■ Problem details
Give every line again exactly as it appears, please, but not the pictures.

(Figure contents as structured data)
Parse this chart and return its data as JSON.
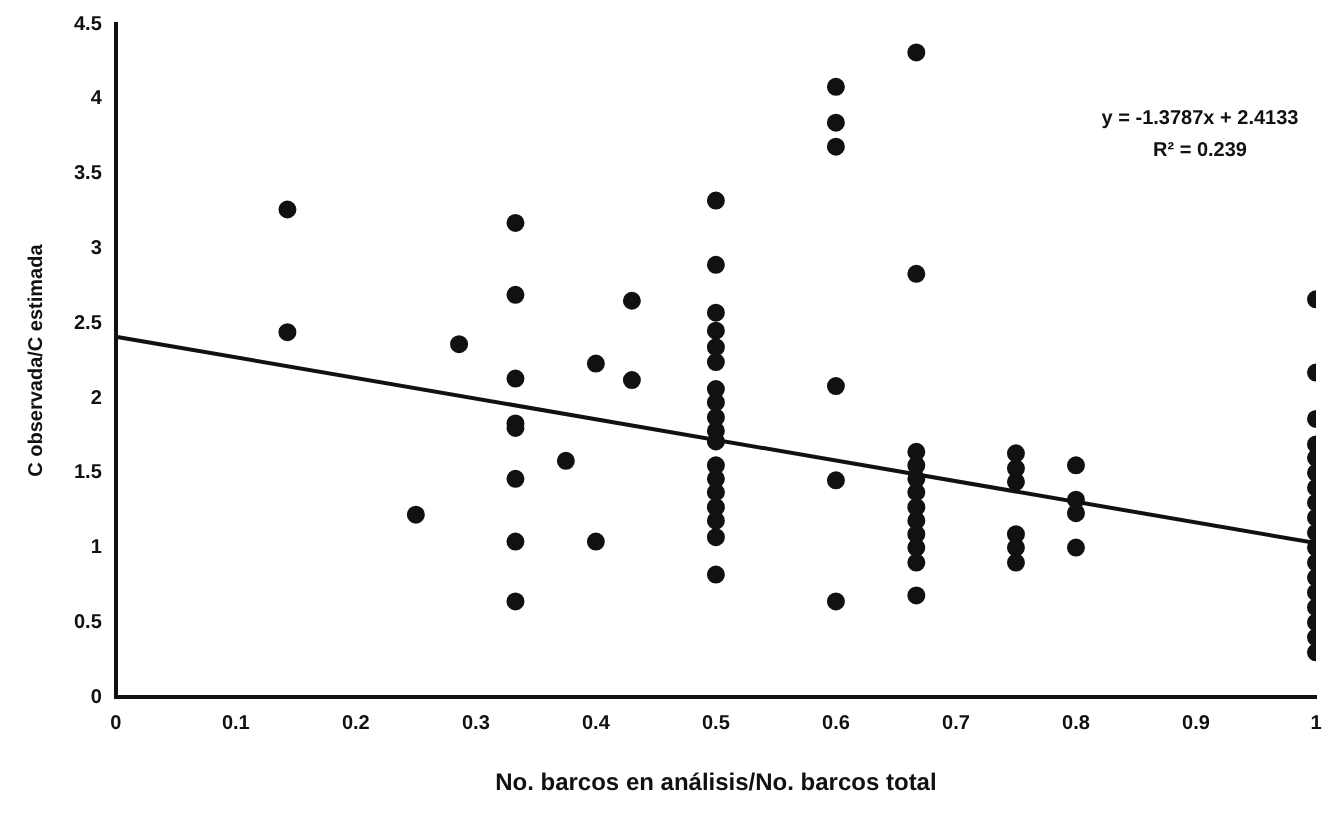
{
  "chart_data": {
    "type": "scatter",
    "xlabel": "No. barcos en análisis/No. barcos total",
    "ylabel": "C observada/C estimada",
    "xlim": [
      0,
      1
    ],
    "xticks": [
      0,
      0.1,
      0.2,
      0.3,
      0.4,
      0.5,
      0.6,
      0.7,
      0.8,
      0.9,
      1
    ],
    "ylim": [
      0,
      4.5
    ],
    "yticks": [
      0,
      0.5,
      1,
      1.5,
      2,
      2.5,
      3,
      3.5,
      4,
      4.5
    ],
    "grid": false,
    "legend": false,
    "marker": "circle",
    "annotations": [
      "y = -1.3787x + 2.4133",
      "R² = 0.239"
    ],
    "series": [
      {
        "type": "scatter",
        "color": "#111111",
        "x": [
          0.143,
          0.143,
          0.25,
          0.286,
          0.333,
          0.333,
          0.333,
          0.333,
          0.333,
          0.333,
          0.333,
          0.333,
          0.375,
          0.4,
          0.4,
          0.43,
          0.43,
          0.5,
          0.5,
          0.5,
          0.5,
          0.5,
          0.5,
          0.5,
          0.5,
          0.5,
          0.5,
          0.5,
          0.5,
          0.5,
          0.5,
          0.5,
          0.5,
          0.5,
          0.5,
          0.6,
          0.6,
          0.6,
          0.6,
          0.6,
          0.6,
          0.667,
          0.667,
          0.667,
          0.667,
          0.667,
          0.667,
          0.667,
          0.667,
          0.667,
          0.667,
          0.667,
          0.667,
          0.75,
          0.75,
          0.75,
          0.75,
          0.75,
          0.75,
          0.8,
          0.8,
          0.8,
          0.8,
          1,
          1,
          1,
          1,
          1,
          1,
          1,
          1,
          1,
          1,
          1,
          1,
          1,
          1,
          1,
          1,
          1,
          1
        ],
        "values": [
          3.26,
          2.44,
          1.22,
          2.36,
          3.17,
          2.69,
          2.13,
          1.83,
          1.8,
          1.46,
          1.04,
          0.64,
          1.58,
          2.23,
          1.04,
          2.65,
          2.12,
          3.32,
          2.89,
          2.57,
          2.45,
          2.34,
          2.24,
          2.06,
          1.97,
          1.87,
          1.78,
          1.71,
          1.55,
          1.46,
          1.37,
          1.27,
          1.18,
          1.07,
          0.82,
          4.08,
          3.84,
          3.68,
          2.08,
          1.45,
          0.64,
          4.31,
          2.83,
          1.64,
          1.55,
          1.46,
          1.37,
          1.27,
          1.18,
          1.09,
          1,
          0.9,
          0.68,
          1.63,
          1.53,
          1.44,
          1.09,
          1,
          0.9,
          1.55,
          1.32,
          1.23,
          1,
          2.66,
          2.17,
          1.86,
          1.69,
          1.6,
          1.5,
          1.4,
          1.3,
          1.2,
          1.1,
          1,
          0.9,
          0.8,
          0.7,
          0.6,
          0.5,
          0.4,
          0.3
        ]
      },
      {
        "type": "line",
        "color": "#111111",
        "x": [
          0,
          1
        ],
        "values": [
          2.41,
          1.03
        ],
        "marker": "none"
      }
    ]
  }
}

■ Exercise solution
Parse this chart and return its data as JSON.
{
  "chart_data": {
    "type": "scatter",
    "xlabel": "No. barcos en análisis/No. barcos total",
    "ylabel": "C observada/C estimada",
    "xlim": [
      0,
      1
    ],
    "xticks": [
      0,
      0.1,
      0.2,
      0.3,
      0.4,
      0.5,
      0.6,
      0.7,
      0.8,
      0.9,
      1
    ],
    "ylim": [
      0,
      4.5
    ],
    "yticks": [
      0,
      0.5,
      1,
      1.5,
      2,
      2.5,
      3,
      3.5,
      4,
      4.5
    ],
    "grid": false,
    "legend": false,
    "marker": "circle",
    "annotations": [
      "y = -1.3787x + 2.4133",
      "R² = 0.239"
    ],
    "series": [
      {
        "type": "scatter",
        "color": "#111111",
        "x": [
          0.143,
          0.143,
          0.25,
          0.286,
          0.333,
          0.333,
          0.333,
          0.333,
          0.333,
          0.333,
          0.333,
          0.333,
          0.375,
          0.4,
          0.4,
          0.43,
          0.43,
          0.5,
          0.5,
          0.5,
          0.5,
          0.5,
          0.5,
          0.5,
          0.5,
          0.5,
          0.5,
          0.5,
          0.5,
          0.5,
          0.5,
          0.5,
          0.5,
          0.5,
          0.5,
          0.6,
          0.6,
          0.6,
          0.6,
          0.6,
          0.6,
          0.667,
          0.667,
          0.667,
          0.667,
          0.667,
          0.667,
          0.667,
          0.667,
          0.667,
          0.667,
          0.667,
          0.667,
          0.75,
          0.75,
          0.75,
          0.75,
          0.75,
          0.75,
          0.8,
          0.8,
          0.8,
          0.8,
          1,
          1,
          1,
          1,
          1,
          1,
          1,
          1,
          1,
          1,
          1,
          1,
          1,
          1,
          1,
          1,
          1,
          1
        ],
        "values": [
          3.26,
          2.44,
          1.22,
          2.36,
          3.17,
          2.69,
          2.13,
          1.83,
          1.8,
          1.46,
          1.04,
          0.64,
          1.58,
          2.23,
          1.04,
          2.65,
          2.12,
          3.32,
          2.89,
          2.57,
          2.45,
          2.34,
          2.24,
          2.06,
          1.97,
          1.87,
          1.78,
          1.71,
          1.55,
          1.46,
          1.37,
          1.27,
          1.18,
          1.07,
          0.82,
          4.08,
          3.84,
          3.68,
          2.08,
          1.45,
          0.64,
          4.31,
          2.83,
          1.64,
          1.55,
          1.46,
          1.37,
          1.27,
          1.18,
          1.09,
          1,
          0.9,
          0.68,
          1.63,
          1.53,
          1.44,
          1.09,
          1,
          0.9,
          1.55,
          1.32,
          1.23,
          1,
          2.66,
          2.17,
          1.86,
          1.69,
          1.6,
          1.5,
          1.4,
          1.3,
          1.2,
          1.1,
          1,
          0.9,
          0.8,
          0.7,
          0.6,
          0.5,
          0.4,
          0.3
        ]
      },
      {
        "type": "line",
        "color": "#111111",
        "x": [
          0,
          1
        ],
        "values": [
          2.41,
          1.03
        ],
        "marker": "none"
      }
    ]
  }
}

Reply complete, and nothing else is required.